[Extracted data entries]
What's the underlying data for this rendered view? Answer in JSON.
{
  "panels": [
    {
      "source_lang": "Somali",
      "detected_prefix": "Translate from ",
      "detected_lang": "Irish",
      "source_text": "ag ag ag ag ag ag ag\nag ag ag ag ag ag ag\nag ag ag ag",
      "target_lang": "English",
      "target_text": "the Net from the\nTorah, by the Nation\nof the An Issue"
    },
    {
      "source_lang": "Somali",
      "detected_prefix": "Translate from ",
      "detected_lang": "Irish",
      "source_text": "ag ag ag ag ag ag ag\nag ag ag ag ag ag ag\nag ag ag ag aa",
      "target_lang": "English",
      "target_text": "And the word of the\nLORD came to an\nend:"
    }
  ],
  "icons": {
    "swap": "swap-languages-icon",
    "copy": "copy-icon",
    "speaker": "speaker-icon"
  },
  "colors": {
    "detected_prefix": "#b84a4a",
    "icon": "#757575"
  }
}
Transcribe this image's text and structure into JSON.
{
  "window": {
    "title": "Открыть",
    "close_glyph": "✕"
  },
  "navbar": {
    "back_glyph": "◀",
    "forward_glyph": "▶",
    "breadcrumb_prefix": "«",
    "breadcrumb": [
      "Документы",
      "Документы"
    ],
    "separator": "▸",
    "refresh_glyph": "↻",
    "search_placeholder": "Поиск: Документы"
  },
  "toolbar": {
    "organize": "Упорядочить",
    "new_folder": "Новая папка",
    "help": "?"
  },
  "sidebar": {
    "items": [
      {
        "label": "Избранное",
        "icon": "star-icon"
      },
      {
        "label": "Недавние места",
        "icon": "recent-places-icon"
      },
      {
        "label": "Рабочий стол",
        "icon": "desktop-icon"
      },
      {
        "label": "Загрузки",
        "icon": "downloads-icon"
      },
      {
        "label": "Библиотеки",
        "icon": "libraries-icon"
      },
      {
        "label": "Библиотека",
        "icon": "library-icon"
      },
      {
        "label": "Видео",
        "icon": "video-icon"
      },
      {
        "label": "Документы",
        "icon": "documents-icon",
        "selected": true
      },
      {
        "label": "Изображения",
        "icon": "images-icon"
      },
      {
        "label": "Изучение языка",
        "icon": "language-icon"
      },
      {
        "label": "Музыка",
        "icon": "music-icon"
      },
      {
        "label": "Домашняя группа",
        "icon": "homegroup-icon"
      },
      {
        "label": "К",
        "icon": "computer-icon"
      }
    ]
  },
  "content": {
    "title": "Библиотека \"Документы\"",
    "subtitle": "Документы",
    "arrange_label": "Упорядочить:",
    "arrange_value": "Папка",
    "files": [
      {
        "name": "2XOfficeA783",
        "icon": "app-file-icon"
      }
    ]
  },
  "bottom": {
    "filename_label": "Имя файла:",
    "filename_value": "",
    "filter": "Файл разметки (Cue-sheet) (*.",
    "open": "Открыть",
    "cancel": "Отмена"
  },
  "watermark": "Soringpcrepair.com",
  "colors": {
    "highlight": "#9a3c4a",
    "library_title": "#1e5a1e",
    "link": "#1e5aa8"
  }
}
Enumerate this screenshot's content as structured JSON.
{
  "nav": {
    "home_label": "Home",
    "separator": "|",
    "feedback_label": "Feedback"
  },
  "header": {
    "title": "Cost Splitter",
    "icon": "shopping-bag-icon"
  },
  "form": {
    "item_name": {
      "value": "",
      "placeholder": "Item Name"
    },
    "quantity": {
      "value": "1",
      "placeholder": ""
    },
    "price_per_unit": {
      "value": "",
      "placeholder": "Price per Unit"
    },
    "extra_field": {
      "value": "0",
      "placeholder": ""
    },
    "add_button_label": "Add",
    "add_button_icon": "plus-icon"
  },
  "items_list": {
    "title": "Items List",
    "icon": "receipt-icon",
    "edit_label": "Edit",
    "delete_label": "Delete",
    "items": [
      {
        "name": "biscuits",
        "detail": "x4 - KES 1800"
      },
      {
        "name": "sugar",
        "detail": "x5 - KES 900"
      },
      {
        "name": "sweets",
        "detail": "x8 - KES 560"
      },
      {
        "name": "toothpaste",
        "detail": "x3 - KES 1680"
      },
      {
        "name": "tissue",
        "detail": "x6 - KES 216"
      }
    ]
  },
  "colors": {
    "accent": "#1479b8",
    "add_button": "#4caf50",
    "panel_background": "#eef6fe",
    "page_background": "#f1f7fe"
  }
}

:: Problem to work on ::
Search the data above for the word "Упорядочить", then gather each line in which it appears.

:: Answer to the exercise ::
    "organize": "Упорядочить",
    "arrange_label": "Упорядочить:",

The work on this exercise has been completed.